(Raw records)
+++

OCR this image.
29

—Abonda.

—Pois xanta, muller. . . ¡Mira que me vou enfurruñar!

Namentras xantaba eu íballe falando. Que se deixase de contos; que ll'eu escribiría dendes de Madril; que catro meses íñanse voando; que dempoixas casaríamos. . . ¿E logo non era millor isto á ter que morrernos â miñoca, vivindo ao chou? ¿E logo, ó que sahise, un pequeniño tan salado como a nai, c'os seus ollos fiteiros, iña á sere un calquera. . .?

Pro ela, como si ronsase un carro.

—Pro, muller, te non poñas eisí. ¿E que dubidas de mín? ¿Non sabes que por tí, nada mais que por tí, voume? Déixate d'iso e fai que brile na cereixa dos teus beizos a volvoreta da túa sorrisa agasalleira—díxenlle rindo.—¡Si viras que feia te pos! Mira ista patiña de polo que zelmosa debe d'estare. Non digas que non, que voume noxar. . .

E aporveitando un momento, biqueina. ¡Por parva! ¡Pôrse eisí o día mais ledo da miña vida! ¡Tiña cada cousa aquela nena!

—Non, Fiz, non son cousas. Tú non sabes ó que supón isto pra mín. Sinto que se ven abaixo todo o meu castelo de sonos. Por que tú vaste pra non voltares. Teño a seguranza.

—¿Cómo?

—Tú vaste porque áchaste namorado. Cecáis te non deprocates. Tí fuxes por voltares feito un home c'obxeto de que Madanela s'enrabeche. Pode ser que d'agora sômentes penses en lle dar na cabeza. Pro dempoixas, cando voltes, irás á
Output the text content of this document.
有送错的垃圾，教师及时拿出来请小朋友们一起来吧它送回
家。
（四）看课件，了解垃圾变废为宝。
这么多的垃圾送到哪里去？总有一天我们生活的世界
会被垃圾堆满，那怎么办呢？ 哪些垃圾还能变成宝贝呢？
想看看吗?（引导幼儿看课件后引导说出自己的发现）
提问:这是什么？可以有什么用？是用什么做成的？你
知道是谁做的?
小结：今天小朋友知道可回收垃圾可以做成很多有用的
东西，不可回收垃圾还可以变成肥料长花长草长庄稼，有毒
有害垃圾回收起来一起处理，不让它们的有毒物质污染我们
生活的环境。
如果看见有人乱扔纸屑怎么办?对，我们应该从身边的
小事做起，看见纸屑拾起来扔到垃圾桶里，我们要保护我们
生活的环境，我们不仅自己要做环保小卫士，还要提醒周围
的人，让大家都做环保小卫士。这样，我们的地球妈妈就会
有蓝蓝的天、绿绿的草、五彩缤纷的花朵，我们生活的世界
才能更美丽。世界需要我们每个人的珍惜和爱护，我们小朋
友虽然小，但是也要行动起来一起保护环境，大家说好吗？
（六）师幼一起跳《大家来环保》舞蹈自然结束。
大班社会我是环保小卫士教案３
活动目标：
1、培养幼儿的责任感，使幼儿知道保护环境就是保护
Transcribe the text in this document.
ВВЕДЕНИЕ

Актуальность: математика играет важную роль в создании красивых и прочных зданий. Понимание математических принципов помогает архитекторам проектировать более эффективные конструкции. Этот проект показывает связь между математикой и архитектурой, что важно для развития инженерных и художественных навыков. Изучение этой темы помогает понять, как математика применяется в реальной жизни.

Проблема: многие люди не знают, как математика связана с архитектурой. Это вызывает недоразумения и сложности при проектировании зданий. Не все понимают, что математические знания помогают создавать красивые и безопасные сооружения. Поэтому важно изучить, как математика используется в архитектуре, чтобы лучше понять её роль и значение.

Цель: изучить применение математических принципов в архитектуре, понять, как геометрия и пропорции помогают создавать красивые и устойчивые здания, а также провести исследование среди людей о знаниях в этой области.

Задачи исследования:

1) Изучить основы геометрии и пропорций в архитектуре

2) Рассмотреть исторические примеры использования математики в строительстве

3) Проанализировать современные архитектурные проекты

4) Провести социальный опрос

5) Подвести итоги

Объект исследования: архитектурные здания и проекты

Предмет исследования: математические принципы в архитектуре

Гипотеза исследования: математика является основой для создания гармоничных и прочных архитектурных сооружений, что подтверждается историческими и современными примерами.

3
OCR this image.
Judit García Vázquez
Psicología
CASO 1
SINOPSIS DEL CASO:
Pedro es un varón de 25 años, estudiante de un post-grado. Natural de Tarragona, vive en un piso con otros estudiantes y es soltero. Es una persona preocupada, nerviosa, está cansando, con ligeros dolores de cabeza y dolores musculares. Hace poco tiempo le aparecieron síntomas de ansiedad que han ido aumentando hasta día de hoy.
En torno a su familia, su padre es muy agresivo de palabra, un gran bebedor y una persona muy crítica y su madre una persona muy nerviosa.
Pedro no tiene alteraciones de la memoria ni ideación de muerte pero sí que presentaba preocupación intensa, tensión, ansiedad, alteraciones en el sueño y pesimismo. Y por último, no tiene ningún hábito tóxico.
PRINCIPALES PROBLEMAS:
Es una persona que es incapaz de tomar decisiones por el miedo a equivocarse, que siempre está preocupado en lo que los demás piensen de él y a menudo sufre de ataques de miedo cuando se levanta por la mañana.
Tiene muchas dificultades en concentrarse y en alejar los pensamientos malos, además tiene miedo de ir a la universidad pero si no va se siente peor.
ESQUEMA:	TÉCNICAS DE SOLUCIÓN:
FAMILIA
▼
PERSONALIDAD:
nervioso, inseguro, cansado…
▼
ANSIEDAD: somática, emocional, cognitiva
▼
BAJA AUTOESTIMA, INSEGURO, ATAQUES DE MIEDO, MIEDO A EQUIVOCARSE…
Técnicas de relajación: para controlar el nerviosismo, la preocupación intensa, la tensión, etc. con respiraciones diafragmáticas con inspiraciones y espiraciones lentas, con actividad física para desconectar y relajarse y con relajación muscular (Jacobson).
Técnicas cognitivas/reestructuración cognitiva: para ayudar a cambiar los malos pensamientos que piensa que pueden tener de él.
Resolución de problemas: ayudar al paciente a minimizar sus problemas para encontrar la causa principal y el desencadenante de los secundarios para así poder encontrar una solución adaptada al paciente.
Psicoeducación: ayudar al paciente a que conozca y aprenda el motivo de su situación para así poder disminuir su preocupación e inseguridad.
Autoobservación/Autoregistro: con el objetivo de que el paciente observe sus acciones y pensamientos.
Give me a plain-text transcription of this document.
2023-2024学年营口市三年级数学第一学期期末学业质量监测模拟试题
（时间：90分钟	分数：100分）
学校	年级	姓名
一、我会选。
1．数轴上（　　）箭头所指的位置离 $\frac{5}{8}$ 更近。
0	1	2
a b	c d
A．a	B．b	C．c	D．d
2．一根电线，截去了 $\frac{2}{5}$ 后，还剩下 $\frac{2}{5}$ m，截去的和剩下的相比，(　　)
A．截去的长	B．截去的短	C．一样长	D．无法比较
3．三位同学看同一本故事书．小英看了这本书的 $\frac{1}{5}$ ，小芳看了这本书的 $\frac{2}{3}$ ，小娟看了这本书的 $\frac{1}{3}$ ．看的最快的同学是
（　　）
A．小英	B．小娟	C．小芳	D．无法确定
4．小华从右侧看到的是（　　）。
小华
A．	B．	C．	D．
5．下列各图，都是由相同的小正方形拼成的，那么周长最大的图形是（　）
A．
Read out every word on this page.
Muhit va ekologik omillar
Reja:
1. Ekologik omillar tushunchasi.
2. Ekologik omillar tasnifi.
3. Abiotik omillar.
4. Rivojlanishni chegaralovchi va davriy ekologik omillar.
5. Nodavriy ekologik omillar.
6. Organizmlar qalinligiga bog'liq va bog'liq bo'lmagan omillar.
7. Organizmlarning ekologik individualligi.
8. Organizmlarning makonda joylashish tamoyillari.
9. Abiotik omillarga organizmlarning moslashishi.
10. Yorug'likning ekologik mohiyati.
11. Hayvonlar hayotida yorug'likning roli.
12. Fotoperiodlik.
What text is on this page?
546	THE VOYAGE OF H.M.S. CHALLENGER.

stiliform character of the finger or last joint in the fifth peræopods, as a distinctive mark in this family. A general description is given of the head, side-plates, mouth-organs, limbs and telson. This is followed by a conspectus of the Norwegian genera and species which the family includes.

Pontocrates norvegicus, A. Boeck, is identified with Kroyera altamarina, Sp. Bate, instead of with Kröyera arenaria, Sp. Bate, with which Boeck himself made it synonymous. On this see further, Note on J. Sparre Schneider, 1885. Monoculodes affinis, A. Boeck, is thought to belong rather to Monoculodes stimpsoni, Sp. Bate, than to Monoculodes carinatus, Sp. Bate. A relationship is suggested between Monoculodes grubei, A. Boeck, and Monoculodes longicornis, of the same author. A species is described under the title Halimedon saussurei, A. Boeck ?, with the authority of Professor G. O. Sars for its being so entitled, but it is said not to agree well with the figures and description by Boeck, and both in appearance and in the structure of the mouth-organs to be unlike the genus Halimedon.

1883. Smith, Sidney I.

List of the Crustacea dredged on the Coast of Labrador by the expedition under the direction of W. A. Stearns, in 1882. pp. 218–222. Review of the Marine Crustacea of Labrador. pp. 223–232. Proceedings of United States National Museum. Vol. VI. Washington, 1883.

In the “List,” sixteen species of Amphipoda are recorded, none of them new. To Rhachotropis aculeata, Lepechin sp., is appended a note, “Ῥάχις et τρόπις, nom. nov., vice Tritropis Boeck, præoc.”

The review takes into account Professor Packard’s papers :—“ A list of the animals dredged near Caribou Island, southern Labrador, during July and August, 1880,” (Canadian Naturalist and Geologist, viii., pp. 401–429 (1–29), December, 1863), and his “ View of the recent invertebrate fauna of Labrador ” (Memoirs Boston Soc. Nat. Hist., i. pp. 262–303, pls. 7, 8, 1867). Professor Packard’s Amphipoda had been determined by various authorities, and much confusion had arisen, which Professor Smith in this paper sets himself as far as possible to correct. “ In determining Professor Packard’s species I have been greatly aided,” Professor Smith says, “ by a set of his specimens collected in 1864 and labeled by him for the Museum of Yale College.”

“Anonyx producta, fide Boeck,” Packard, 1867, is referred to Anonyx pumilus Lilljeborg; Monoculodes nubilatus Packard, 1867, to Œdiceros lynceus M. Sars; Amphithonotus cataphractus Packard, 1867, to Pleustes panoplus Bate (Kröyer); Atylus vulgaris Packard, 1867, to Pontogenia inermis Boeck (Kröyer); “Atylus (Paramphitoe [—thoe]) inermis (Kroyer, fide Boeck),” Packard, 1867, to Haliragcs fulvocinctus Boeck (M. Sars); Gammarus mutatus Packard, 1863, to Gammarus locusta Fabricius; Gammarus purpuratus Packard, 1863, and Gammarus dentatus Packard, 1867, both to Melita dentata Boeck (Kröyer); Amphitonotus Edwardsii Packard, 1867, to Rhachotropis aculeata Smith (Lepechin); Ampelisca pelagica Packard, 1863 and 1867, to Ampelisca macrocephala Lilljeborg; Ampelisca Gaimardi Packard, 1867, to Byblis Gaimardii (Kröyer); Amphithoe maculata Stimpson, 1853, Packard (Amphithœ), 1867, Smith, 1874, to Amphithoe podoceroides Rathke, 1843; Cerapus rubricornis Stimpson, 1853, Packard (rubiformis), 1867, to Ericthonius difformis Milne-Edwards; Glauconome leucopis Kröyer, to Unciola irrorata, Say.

+++

DESCRIPTION OF THE TASK: Say how many lines in the records hold "Museum", with the number as the whole reply.

ANSWER: 2